> **What this task involves**: Starting with the line that contains "Convert this document image to plain text.", reproduce each line through the end of the listing below, with no other output.

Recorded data
────────────────────────────────────────

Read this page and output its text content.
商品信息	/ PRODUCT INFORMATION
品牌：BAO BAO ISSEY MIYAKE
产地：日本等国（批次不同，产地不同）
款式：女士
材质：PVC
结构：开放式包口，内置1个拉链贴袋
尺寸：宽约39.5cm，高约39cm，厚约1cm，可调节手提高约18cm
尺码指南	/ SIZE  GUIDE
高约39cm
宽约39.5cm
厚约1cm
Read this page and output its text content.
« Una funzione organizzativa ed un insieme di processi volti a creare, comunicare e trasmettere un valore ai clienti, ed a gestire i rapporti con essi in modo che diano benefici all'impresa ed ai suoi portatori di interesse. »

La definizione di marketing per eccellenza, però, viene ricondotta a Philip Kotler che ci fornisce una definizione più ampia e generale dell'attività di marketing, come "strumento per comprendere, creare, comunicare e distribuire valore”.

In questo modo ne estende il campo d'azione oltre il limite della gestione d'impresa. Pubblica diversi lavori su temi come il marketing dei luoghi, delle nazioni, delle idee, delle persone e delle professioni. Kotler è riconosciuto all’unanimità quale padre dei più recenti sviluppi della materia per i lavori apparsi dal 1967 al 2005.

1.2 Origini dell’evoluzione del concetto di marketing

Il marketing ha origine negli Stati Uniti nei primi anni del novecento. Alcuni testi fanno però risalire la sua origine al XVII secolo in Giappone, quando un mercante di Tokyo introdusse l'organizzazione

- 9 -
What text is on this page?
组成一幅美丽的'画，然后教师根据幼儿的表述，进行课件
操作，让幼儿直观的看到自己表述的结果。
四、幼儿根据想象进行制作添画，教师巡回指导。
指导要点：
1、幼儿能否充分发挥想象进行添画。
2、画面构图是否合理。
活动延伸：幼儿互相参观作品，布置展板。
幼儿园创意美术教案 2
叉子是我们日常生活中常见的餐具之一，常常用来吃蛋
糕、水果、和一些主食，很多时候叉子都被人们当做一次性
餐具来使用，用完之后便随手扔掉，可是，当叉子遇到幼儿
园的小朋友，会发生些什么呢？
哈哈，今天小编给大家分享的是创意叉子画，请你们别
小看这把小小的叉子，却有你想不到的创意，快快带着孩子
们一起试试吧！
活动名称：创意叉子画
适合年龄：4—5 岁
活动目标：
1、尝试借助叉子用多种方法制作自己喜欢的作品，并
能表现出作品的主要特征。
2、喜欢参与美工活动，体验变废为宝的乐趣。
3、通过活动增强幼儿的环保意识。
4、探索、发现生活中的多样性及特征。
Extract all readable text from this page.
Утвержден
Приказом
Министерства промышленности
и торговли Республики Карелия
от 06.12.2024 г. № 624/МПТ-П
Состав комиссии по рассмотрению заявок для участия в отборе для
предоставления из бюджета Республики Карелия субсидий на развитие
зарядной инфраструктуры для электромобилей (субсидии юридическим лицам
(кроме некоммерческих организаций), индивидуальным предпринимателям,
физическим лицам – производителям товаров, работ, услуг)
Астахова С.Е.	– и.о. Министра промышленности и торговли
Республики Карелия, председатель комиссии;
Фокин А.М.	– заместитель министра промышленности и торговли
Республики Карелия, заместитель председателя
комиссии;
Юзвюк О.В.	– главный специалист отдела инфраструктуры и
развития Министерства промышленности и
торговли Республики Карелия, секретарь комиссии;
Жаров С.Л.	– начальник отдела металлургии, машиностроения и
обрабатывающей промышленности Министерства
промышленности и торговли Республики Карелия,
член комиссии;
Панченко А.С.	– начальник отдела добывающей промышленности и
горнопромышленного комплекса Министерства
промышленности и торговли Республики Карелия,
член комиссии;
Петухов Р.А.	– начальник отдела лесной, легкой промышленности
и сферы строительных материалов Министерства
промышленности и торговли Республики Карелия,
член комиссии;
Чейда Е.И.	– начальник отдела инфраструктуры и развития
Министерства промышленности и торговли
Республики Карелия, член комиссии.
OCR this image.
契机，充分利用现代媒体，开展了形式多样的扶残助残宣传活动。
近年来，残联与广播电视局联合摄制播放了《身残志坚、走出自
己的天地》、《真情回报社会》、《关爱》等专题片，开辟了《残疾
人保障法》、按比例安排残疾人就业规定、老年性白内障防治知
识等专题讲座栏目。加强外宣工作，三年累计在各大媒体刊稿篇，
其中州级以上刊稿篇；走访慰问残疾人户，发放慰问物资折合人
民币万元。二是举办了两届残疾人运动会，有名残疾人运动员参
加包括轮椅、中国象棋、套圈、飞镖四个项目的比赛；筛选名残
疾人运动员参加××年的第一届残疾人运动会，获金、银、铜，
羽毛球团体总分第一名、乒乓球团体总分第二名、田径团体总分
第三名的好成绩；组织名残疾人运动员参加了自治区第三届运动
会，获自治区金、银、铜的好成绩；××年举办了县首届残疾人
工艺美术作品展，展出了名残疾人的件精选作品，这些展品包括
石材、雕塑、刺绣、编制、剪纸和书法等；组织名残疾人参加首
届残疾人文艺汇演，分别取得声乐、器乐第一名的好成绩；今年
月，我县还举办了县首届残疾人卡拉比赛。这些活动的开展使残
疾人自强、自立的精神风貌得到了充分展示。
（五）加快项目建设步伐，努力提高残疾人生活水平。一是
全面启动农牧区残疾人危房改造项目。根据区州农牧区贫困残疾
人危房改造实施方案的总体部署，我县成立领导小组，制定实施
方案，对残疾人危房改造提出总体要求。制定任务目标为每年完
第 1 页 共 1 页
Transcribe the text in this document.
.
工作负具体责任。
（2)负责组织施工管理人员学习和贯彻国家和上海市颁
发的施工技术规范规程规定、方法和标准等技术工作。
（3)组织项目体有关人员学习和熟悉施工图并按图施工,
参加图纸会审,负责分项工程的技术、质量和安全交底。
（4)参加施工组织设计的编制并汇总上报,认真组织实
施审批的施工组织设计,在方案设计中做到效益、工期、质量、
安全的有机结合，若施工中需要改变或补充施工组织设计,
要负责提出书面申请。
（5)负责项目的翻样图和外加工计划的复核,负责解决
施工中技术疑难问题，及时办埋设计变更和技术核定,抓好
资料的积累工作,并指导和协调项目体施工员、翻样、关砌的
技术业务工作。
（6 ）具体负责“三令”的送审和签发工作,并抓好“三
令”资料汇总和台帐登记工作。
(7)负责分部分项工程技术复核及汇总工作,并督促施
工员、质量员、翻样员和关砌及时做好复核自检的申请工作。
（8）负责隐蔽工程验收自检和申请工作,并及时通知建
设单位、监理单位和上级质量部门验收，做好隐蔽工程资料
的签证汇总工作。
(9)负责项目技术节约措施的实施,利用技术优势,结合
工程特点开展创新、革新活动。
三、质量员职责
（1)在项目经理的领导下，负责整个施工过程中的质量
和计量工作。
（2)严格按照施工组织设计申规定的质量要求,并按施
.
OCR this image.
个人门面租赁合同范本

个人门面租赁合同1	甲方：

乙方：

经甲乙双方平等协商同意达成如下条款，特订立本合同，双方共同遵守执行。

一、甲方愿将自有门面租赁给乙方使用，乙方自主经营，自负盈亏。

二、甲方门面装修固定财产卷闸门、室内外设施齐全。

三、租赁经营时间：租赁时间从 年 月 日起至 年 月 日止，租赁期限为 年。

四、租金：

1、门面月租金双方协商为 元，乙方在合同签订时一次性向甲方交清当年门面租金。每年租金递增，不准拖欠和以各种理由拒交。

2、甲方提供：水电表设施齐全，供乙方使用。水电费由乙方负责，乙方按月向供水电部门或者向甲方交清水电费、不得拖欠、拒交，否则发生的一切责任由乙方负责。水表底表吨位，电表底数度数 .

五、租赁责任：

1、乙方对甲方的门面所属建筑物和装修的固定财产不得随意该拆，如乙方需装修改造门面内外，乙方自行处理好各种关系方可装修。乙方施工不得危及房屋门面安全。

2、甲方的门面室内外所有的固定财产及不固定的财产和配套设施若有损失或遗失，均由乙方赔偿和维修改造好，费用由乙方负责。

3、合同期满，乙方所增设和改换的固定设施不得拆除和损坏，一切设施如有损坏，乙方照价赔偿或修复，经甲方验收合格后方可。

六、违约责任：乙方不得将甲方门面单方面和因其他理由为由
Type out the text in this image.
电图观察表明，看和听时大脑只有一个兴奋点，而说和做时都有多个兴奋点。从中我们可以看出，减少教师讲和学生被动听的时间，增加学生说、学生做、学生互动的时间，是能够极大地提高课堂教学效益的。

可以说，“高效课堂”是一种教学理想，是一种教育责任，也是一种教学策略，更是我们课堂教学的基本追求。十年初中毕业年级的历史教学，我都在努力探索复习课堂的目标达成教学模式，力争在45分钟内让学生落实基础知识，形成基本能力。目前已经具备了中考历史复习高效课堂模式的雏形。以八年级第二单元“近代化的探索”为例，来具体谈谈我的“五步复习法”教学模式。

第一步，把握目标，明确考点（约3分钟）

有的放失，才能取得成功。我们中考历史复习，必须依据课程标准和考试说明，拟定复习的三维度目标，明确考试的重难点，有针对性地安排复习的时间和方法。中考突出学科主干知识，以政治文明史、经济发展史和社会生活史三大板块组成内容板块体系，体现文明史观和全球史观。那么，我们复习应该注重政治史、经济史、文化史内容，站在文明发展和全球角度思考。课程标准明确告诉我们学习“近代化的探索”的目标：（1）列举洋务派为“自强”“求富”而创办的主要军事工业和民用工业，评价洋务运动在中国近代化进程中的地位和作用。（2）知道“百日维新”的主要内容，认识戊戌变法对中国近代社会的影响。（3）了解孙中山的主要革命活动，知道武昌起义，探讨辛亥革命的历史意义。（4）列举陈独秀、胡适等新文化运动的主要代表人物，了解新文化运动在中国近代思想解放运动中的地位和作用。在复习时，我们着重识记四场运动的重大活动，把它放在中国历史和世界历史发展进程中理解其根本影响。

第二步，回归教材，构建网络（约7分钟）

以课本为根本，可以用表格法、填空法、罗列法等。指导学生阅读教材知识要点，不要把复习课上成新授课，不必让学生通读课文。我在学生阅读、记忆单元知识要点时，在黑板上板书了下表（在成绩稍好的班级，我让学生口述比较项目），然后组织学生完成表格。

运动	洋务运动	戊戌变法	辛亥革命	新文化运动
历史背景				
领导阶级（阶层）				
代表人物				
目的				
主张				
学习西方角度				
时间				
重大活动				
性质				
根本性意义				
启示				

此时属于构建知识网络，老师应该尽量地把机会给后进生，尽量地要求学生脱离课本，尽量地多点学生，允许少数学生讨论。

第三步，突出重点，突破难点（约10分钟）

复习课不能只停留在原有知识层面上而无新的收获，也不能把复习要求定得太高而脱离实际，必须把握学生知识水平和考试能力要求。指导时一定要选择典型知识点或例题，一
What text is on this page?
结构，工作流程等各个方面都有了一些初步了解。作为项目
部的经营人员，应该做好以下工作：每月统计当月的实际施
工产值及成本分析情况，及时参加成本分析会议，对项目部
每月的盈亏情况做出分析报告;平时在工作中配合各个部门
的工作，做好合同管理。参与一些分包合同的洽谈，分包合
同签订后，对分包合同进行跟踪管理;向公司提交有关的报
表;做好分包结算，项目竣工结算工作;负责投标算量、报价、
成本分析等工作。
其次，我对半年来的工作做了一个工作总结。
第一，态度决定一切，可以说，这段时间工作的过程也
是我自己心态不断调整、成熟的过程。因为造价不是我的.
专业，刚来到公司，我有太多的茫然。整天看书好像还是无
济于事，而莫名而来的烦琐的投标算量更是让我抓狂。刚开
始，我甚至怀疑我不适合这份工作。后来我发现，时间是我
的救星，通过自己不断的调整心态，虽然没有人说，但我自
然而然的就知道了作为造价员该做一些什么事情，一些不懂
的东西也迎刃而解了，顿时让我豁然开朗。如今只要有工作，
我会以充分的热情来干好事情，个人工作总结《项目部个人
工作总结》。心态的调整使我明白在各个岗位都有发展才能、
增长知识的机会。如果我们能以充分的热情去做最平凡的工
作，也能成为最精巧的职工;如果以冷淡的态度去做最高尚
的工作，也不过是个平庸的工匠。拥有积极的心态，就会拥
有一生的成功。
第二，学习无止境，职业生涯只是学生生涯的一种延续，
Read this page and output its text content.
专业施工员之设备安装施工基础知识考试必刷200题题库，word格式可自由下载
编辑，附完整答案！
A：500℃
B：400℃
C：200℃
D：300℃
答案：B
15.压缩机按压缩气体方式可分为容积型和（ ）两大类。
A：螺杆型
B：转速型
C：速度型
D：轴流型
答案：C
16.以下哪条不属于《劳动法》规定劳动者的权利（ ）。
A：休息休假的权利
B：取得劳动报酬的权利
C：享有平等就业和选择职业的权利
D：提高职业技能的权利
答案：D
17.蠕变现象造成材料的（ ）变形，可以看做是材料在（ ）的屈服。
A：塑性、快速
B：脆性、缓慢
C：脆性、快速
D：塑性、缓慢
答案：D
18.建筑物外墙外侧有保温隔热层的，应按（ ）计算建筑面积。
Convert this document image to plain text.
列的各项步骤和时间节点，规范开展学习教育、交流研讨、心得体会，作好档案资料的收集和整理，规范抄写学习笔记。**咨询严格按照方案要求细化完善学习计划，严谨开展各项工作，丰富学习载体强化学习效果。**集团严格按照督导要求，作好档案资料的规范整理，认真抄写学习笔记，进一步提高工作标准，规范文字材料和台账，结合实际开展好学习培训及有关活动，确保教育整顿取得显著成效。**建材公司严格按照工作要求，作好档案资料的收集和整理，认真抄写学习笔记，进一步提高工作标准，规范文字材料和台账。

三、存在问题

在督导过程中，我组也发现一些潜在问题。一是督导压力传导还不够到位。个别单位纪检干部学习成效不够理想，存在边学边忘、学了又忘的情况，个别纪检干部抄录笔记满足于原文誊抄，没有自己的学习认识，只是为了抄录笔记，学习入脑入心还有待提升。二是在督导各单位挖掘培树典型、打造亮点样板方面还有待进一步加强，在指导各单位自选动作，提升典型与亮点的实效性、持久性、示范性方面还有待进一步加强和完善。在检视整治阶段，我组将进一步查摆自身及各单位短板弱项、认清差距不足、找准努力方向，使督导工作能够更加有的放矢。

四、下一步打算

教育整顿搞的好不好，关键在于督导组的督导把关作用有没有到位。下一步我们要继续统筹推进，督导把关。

────────────────────────────────────────

> **Output for this task**:
Convert this document image to plain text.
列的各项步骤和时间节点，规范开展学习教育、交流研讨、心得体会，作好档案资料的收集和整理，规范抄写学习笔记。**咨询严格按照方案要求细化完善学习计划，严谨开展各项工作，丰富学习载体强化学习效果。**集团严格按照督导要求，作好档案资料的规范整理，认真抄写学习笔记，进一步提高工作标准，规范文字材料和台账，结合实际开展好学习培训及有关活动，确保教育整顿取得显著成效。**建材公司严格按照工作要求，作好档案资料的收集和整理，认真抄写学习笔记，进一步提高工作标准，规范文字材料和台账。

三、存在问题

在督导过程中，我组也发现一些潜在问题。一是督导压力传导还不够到位。个别单位纪检干部学习成效不够理想，存在边学边忘、学了又忘的情况，个别纪检干部抄录笔记满足于原文誊抄，没有自己的学习认识，只是为了抄录笔记，学习入脑入心还有待提升。二是在督导各单位挖掘培树典型、打造亮点样板方面还有待进一步加强，在指导各单位自选动作，提升典型与亮点的实效性、持久性、示范性方面还有待进一步加强和完善。在检视整治阶段，我组将进一步查摆自身及各单位短板弱项、认清差距不足、找准努力方向，使督导工作能够更加有的放矢。

四、下一步打算

教育整顿搞的好不好，关键在于督导组的督导把关作用有没有到位。下一步我们要继续统筹推进，督导把关。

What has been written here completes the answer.